* Work to do:
Each entry must appear again exactly as it does in the source.

--- start Input records ---

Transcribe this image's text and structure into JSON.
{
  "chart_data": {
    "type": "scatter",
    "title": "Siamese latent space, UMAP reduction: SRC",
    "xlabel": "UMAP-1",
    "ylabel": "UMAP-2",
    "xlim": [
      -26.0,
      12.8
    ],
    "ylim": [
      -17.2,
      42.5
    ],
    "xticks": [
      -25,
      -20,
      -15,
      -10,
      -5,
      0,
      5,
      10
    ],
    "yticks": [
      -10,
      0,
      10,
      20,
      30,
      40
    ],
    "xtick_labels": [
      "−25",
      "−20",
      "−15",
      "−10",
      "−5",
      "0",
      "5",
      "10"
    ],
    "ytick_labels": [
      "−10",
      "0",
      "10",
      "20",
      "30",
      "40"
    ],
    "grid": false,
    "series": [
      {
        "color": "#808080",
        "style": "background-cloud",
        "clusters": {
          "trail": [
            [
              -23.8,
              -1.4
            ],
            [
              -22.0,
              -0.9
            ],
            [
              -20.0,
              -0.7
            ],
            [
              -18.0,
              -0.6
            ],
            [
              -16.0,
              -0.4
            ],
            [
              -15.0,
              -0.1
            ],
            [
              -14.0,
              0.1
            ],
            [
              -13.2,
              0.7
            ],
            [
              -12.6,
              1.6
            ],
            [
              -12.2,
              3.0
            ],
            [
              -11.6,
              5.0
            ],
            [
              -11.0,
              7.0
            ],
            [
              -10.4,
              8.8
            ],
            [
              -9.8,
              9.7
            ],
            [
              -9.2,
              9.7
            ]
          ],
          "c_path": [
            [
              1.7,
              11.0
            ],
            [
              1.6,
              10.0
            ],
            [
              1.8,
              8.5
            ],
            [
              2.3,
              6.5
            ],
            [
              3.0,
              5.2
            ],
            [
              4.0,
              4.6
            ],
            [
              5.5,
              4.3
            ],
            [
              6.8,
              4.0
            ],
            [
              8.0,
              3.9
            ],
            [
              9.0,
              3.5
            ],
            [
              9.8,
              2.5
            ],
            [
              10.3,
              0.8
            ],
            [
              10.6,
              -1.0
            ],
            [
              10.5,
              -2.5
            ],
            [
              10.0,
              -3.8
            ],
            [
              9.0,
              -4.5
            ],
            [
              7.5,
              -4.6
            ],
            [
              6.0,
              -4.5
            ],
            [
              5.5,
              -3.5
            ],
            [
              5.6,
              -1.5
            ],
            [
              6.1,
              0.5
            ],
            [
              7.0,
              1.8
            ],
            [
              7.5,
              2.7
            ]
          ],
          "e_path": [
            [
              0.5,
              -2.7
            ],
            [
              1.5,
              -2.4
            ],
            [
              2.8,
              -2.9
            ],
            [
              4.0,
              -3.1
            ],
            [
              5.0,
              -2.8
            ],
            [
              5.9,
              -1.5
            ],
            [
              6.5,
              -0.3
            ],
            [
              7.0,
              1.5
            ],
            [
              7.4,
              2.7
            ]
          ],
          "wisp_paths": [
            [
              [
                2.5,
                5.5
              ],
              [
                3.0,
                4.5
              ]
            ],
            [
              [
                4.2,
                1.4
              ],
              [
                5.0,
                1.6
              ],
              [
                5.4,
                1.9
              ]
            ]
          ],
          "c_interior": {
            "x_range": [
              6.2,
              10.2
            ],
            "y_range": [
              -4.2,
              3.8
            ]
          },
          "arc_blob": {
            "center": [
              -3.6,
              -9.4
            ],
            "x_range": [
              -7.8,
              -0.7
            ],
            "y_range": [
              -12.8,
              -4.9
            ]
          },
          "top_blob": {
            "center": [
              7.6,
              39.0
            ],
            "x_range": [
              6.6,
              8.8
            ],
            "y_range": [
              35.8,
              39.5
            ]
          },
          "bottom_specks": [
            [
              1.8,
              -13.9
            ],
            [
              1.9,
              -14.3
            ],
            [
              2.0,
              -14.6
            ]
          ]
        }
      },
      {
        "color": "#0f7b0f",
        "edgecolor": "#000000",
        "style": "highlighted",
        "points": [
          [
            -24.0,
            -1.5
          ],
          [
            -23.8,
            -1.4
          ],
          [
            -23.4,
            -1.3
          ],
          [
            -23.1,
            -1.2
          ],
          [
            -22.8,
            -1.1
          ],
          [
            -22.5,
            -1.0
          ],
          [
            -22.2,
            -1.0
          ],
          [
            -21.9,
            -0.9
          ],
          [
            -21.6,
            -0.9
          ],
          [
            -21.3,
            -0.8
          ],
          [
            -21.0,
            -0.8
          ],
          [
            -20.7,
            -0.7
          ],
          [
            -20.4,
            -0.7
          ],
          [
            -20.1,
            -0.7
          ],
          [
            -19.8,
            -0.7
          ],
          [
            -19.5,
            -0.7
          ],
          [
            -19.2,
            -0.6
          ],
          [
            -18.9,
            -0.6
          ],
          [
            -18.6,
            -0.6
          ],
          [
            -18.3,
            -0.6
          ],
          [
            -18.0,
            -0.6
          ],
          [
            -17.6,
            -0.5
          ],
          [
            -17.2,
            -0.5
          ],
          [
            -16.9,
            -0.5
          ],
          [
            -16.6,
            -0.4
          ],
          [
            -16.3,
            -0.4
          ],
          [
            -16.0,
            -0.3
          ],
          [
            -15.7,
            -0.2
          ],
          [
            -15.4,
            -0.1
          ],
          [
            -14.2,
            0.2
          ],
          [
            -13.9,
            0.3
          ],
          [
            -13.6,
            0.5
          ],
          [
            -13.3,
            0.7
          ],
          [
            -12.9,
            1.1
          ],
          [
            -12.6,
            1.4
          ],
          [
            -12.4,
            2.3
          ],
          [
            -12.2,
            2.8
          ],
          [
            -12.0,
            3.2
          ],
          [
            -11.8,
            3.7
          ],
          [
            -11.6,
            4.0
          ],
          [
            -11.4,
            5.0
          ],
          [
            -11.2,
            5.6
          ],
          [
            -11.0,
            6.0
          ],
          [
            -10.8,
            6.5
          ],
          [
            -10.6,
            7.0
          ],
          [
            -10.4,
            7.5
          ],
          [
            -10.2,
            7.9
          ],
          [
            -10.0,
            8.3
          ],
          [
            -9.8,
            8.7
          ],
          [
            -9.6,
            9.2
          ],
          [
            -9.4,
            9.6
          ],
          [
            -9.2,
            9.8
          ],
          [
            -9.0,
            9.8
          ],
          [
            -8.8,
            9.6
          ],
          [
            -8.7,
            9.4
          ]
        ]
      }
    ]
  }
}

--- end Input records ---

* Exercise solution:
Transcribe this image's text and structure into JSON.
{
  "chart_data": {
    "type": "scatter",
    "title": "Siamese latent space, UMAP reduction: SRC",
    "xlabel": "UMAP-1",
    "ylabel": "UMAP-2",
    "xlim": [
      -26.0,
      12.8
    ],
    "ylim": [
      -17.2,
      42.5
    ],
    "xticks": [
      -25,
      -20,
      -15,
      -10,
      -5,
      0,
      5,
      10
    ],
    "yticks": [
      -10,
      0,
      10,
      20,
      30,
      40
    ],
    "xtick_labels": [
      "−25",
      "−20",
      "−15",
      "−10",
      "−5",
      "0",
      "5",
      "10"
    ],
    "ytick_labels": [
      "−10",
      "0",
      "10",
      "20",
      "30",
      "40"
    ],
    "grid": false,
    "series": [
      {
        "color": "#808080",
        "style": "background-cloud",
        "clusters": {
          "trail": [
            [
              -23.8,
              -1.4
            ],
            [
              -22.0,
              -0.9
            ],
            [
              -20.0,
              -0.7
            ],
            [
              -18.0,
              -0.6
            ],
            [
              -16.0,
              -0.4
            ],
            [
              -15.0,
              -0.1
            ],
            [
              -14.0,
              0.1
            ],
            [
              -13.2,
              0.7
            ],
            [
              -12.6,
              1.6
            ],
            [
              -12.2,
              3.0
            ],
            [
              -11.6,
              5.0
            ],
            [
              -11.0,
              7.0
            ],
            [
              -10.4,
              8.8
            ],
            [
              -9.8,
              9.7
            ],
            [
              -9.2,
              9.7
            ]
          ],
          "c_path": [
            [
              1.7,
              11.0
            ],
            [
              1.6,
              10.0
            ],
            [
              1.8,
              8.5
            ],
            [
              2.3,
              6.5
            ],
            [
              3.0,
              5.2
            ],
            [
              4.0,
              4.6
            ],
            [
              5.5,
              4.3
            ],
            [
              6.8,
              4.0
            ],
            [
              8.0,
              3.9
            ],
            [
              9.0,
              3.5
            ],
            [
              9.8,
              2.5
            ],
            [
              10.3,
              0.8
            ],
            [
              10.6,
              -1.0
            ],
            [
              10.5,
              -2.5
            ],
            [
              10.0,
              -3.8
            ],
            [
              9.0,
              -4.5
            ],
            [
              7.5,
              -4.6
            ],
            [
              6.0,
              -4.5
            ],
            [
              5.5,
              -3.5
            ],
            [
              5.6,
              -1.5
            ],
            [
              6.1,
              0.5
            ],
            [
              7.0,
              1.8
            ],
            [
              7.5,
              2.7
            ]
          ],
          "e_path": [
            [
              0.5,
              -2.7
            ],
            [
              1.5,
              -2.4
            ],
            [
              2.8,
              -2.9
            ],
            [
              4.0,
              -3.1
            ],
            [
              5.0,
              -2.8
            ],
            [
              5.9,
              -1.5
            ],
            [
              6.5,
              -0.3
            ],
            [
              7.0,
              1.5
            ],
            [
              7.4,
              2.7
            ]
          ],
          "wisp_paths": [
            [
              [
                2.5,
                5.5
              ],
              [
                3.0,
                4.5
              ]
            ],
            [
              [
                4.2,
                1.4
              ],
              [
                5.0,
                1.6
              ],
              [
                5.4,
                1.9
              ]
            ]
          ],
          "c_interior": {
            "x_range": [
              6.2,
              10.2
            ],
            "y_range": [
              -4.2,
              3.8
            ]
          },
          "arc_blob": {
            "center": [
              -3.6,
              -9.4
            ],
            "x_range": [
              -7.8,
              -0.7
            ],
            "y_range": [
              -12.8,
              -4.9
            ]
          },
          "top_blob": {
            "center": [
              7.6,
              39.0
            ],
            "x_range": [
              6.6,
              8.8
            ],
            "y_range": [
              35.8,
              39.5
            ]
          },
          "bottom_specks": [
            [
              1.8,
              -13.9
            ],
            [
              1.9,
              -14.3
            ],
            [
              2.0,
              -14.6
            ]
          ]
        }
      },
      {
        "color": "#0f7b0f",
        "edgecolor": "#000000",
        "style": "highlighted",
        "points": [
          [
            -24.0,
            -1.5
          ],
          [
            -23.8,
            -1.4
          ],
          [
            -23.4,
            -1.3
          ],
          [
            -23.1,
            -1.2
          ],
          [
            -22.8,
            -1.1
          ],
          [
            -22.5,
            -1.0
          ],
          [
            -22.2,
            -1.0
          ],
          [
            -21.9,
            -0.9
          ],
          [
            -21.6,
            -0.9
          ],
          [
            -21.3,
            -0.8
          ],
          [
            -21.0,
            -0.8
          ],
          [
            -20.7,
            -0.7
          ],
          [
            -20.4,
            -0.7
          ],
          [
            -20.1,
            -0.7
          ],
          [
            -19.8,
            -0.7
          ],
          [
            -19.5,
            -0.7
          ],
          [
            -19.2,
            -0.6
          ],
          [
            -18.9,
            -0.6
          ],
          [
            -18.6,
            -0.6
          ],
          [
            -18.3,
            -0.6
          ],
          [
            -18.0,
            -0.6
          ],
          [
            -17.6,
            -0.5
          ],
          [
            -17.2,
            -0.5
          ],
          [
            -16.9,
            -0.5
          ],
          [
            -16.6,
            -0.4
          ],
          [
            -16.3,
            -0.4
          ],
          [
            -16.0,
            -0.3
          ],
          [
            -15.7,
            -0.2
          ],
          [
            -15.4,
            -0.1
          ],
          [
            -14.2,
            0.2
          ],
          [
            -13.9,
            0.3
          ],
          [
            -13.6,
            0.5
          ],
          [
            -13.3,
            0.7
          ],
          [
            -12.9,
            1.1
          ],
          [
            -12.6,
            1.4
          ],
          [
            -12.4,
            2.3
          ],
          [
            -12.2,
            2.8
          ],
          [
            -12.0,
            3.2
          ],
          [
            -11.8,
            3.7
          ],
          [
            -11.6,
            4.0
          ],
          [
            -11.4,
            5.0
          ],
          [
            -11.2,
            5.6
          ],
          [
            -11.0,
            6.0
          ],
          [
            -10.8,
            6.5
          ],
          [
            -10.6,
            7.0
          ],
          [
            -10.4,
            7.5
          ],
          [
            -10.2,
            7.9
          ],
          [
            -10.0,
            8.3
          ],
          [
            -9.8,
            8.7
          ],
          [
            -9.6,
            9.2
          ],
          [
            -9.4,
            9.6
          ],
          [
            -9.2,
            9.8
          ],
          [
            -9.0,
            9.8
          ],
          [
            -8.8,
            9.6
          ],
          [
            -8.7,
            9.4
          ]
        ]
      }
    ]
  }
}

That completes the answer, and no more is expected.